> [REQUIREMENT]: How would the stretch of lines from the one containing "UI element localization: list" through the one containing "- footer-logo-text: charity: [72, 630, 115, 645]" read with "counter-value" replaced by "counter-number" and nothing else changed? Leave the pictures out of your answer.

> [MATERIALS PROVIDED]:

____________

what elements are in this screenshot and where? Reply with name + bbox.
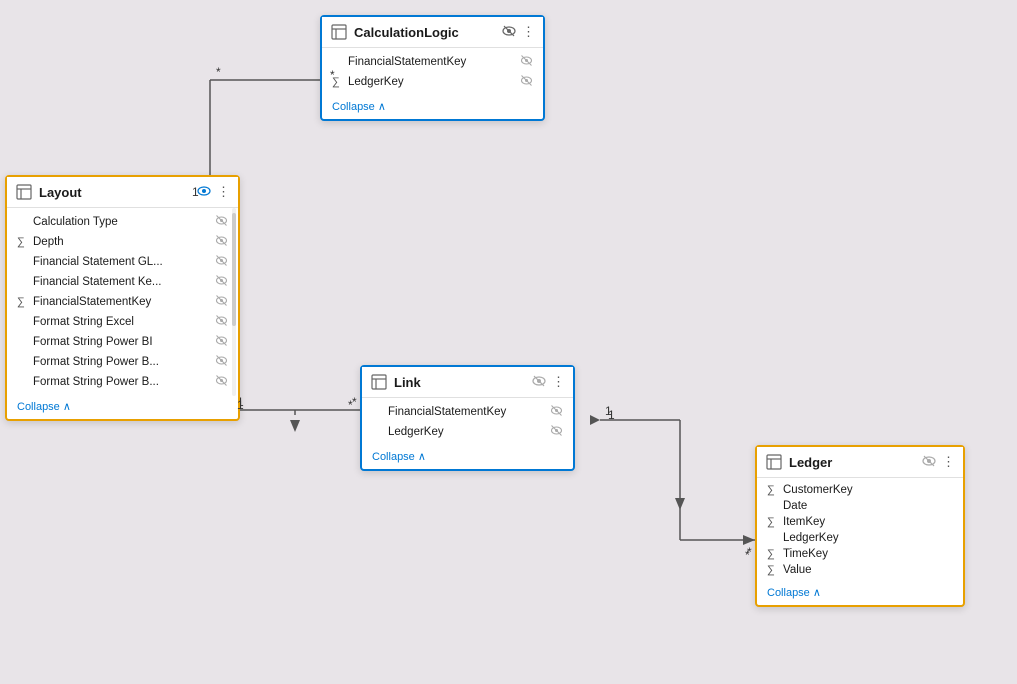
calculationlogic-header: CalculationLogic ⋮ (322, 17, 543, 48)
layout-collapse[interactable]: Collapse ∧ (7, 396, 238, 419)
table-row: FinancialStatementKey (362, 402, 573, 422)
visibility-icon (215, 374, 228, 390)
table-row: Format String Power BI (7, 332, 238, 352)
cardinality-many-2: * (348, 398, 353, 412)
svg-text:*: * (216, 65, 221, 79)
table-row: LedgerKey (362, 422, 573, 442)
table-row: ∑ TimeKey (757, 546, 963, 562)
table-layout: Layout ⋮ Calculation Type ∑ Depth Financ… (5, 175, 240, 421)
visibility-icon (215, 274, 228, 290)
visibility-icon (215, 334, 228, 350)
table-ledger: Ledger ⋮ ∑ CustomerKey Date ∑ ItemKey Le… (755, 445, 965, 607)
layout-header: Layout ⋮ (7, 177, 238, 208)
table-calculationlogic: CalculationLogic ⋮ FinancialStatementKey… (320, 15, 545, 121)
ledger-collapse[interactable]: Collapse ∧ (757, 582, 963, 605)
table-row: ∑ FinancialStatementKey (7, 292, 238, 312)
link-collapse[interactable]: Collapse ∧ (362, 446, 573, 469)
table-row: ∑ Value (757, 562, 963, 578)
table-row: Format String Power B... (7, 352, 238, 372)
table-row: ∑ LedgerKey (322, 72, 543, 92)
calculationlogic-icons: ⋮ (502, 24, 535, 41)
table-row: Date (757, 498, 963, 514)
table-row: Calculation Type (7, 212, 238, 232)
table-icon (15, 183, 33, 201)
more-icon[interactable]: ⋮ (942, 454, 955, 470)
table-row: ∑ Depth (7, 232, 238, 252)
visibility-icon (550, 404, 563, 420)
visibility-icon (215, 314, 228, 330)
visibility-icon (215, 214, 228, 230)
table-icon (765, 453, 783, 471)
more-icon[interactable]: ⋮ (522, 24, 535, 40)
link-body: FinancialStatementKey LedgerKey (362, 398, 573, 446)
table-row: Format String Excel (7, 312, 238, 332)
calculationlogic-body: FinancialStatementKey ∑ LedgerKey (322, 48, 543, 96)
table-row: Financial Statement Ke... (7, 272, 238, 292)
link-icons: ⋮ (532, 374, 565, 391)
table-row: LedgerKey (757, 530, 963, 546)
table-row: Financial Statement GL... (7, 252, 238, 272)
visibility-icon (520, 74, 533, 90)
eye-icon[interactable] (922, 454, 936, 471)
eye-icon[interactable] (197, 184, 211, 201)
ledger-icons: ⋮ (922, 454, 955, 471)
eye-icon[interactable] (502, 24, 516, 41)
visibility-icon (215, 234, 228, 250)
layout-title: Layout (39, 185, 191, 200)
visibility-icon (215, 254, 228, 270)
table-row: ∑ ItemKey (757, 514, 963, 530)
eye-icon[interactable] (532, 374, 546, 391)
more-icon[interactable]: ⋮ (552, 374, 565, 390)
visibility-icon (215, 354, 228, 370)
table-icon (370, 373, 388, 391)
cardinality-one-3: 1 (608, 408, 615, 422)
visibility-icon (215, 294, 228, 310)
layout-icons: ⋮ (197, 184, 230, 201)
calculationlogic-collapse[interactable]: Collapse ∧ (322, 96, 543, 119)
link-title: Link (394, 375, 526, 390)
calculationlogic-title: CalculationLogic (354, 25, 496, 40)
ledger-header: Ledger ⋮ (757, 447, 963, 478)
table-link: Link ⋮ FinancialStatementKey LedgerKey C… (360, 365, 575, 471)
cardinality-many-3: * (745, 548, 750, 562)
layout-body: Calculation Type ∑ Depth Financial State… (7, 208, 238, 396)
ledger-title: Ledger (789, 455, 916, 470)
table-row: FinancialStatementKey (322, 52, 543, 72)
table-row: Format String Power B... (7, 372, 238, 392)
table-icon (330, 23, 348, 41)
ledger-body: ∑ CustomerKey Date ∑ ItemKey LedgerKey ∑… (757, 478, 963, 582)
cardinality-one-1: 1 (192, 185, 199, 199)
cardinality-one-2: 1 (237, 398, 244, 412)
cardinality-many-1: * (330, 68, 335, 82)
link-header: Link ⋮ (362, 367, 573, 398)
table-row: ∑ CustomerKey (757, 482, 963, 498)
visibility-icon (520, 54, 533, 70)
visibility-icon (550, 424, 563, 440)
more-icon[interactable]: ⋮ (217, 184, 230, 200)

____________

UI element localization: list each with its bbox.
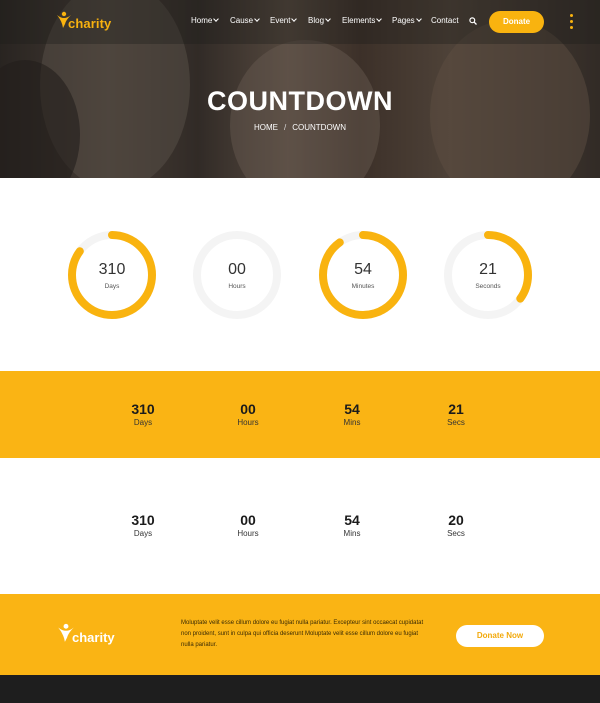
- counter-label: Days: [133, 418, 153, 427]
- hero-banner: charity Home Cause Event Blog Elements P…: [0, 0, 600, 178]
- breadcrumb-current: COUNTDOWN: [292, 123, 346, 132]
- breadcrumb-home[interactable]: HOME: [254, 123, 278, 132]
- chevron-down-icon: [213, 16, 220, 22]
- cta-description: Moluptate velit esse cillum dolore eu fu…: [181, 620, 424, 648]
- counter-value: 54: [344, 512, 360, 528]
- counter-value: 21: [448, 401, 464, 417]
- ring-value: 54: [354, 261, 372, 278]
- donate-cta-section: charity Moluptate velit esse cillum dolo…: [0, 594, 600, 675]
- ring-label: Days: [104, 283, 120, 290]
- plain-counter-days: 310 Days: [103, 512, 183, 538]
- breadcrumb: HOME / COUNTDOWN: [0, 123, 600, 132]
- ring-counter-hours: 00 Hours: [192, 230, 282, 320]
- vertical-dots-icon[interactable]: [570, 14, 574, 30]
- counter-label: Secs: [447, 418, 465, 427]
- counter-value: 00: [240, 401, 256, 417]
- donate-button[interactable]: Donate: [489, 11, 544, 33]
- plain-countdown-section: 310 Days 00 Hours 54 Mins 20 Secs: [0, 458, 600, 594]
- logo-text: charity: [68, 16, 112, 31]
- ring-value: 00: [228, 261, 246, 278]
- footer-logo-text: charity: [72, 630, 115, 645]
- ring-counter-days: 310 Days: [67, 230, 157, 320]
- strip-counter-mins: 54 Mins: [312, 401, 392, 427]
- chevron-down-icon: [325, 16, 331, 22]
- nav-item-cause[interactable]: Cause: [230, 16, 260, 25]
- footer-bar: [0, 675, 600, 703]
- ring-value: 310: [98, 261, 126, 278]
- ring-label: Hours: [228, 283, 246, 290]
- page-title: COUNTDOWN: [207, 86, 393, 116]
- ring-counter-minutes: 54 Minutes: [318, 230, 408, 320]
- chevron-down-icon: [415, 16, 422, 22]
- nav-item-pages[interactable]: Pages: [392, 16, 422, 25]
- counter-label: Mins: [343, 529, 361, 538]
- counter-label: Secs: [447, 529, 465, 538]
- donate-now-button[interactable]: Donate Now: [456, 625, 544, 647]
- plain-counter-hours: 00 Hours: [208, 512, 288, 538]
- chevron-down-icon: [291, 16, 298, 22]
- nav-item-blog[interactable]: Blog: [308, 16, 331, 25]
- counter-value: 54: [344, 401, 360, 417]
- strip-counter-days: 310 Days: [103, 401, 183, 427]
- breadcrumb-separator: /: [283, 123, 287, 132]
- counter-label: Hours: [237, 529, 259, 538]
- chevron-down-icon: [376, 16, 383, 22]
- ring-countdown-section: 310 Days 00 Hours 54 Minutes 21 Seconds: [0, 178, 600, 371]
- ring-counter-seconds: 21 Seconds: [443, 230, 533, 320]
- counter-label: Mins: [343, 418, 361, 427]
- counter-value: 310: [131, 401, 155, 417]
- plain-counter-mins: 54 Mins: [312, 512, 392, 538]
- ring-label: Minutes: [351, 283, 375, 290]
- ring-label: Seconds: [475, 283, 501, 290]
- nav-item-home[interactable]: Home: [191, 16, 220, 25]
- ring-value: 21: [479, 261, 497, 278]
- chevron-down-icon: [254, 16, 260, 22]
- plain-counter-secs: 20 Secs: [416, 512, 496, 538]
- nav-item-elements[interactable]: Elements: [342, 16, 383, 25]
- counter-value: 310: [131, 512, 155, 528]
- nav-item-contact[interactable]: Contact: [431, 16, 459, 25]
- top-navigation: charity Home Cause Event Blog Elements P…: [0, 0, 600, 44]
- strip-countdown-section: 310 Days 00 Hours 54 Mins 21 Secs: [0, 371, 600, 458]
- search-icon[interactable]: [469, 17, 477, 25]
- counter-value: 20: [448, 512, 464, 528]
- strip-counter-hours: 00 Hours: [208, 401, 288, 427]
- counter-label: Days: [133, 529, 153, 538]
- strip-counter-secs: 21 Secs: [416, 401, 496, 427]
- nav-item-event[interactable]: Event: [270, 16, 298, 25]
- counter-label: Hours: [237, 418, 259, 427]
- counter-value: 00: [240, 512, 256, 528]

____________

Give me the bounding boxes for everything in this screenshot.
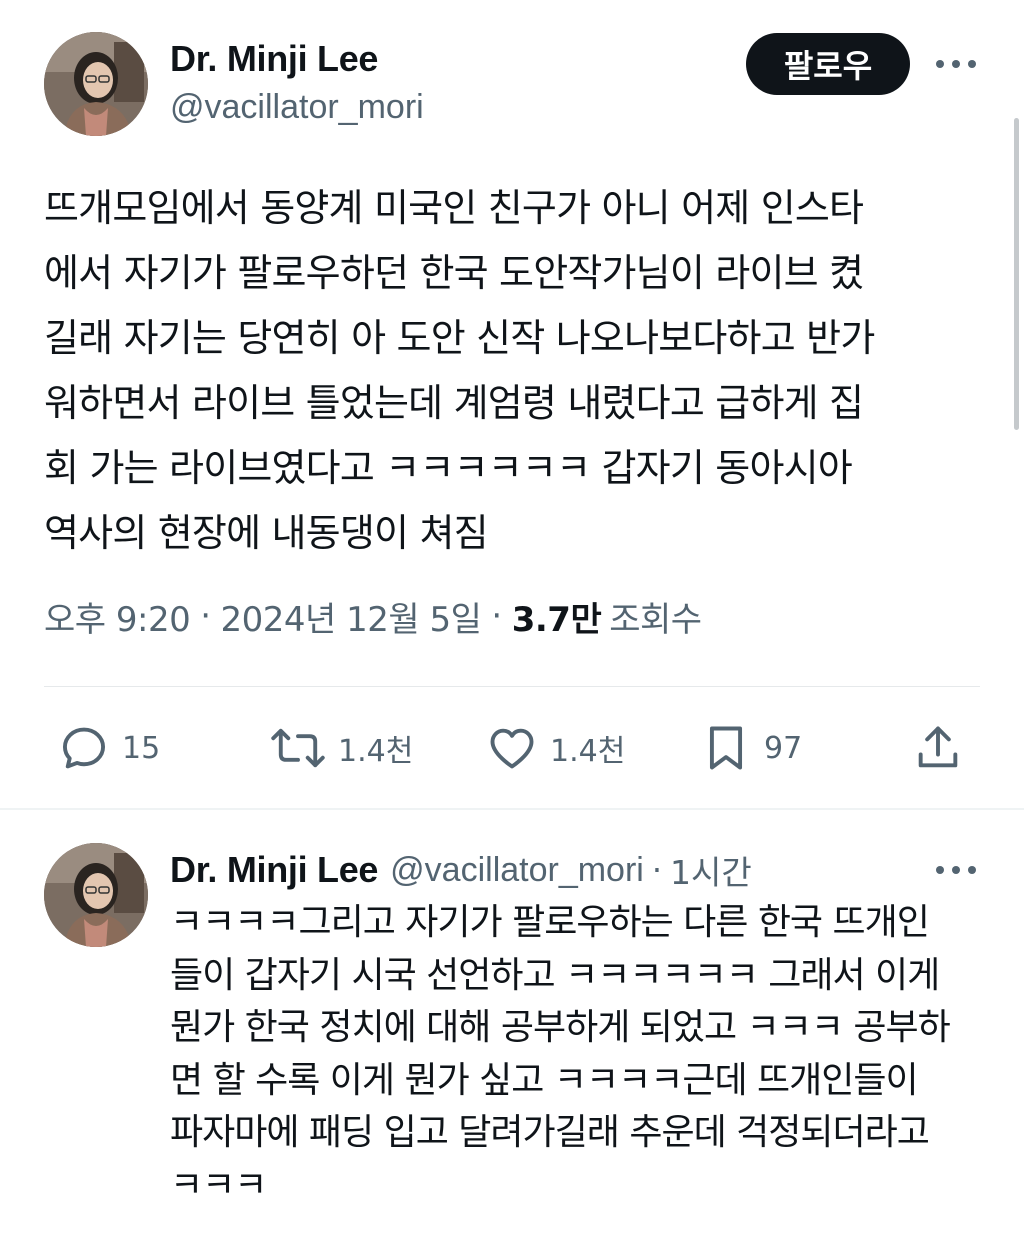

____________

> [RESULT]:
UI element localization: list each with its bbox.
- counter-label: Days: [133, 418, 153, 427]
- hero-banner: charity Home Cause Event Blog Elements P…: [0, 0, 600, 178]
- breadcrumb-current: COUNTDOWN: [292, 123, 346, 132]
- breadcrumb-home[interactable]: HOME: [254, 123, 278, 132]
- chevron-down-icon: [213, 16, 220, 22]
- cta-description: Moluptate velit esse cillum dolore eu fu…: [181, 620, 424, 648]
- counter-number: 54: [344, 512, 360, 528]
- counter-number: 21: [448, 401, 464, 417]
- ring-value: 54: [354, 261, 372, 278]
- donate-cta-section: charity Moluptate velit esse cillum dolo…: [0, 594, 600, 675]
- ring-label: Days: [104, 283, 120, 290]
- plain-counter-days: 310 Days: [103, 512, 183, 538]
- breadcrumb: HOME / COUNTDOWN: [0, 123, 600, 132]
- ring-counter-hours: 00 Hours: [192, 230, 282, 320]
- vertical-dots-icon[interactable]: [570, 14, 574, 30]
- counter-label: Secs: [447, 418, 465, 427]
- counter-number: 00: [240, 401, 256, 417]
- donate-button[interactable]: Donate: [489, 11, 544, 33]
- plain-countdown-section: 310 Days 00 Hours 54 Mins 20 Secs: [0, 458, 600, 594]
- logo-text: charity: [68, 16, 112, 31]
- ring-value: 00: [228, 261, 246, 278]
- footer-logo-text: charity: [72, 630, 115, 645]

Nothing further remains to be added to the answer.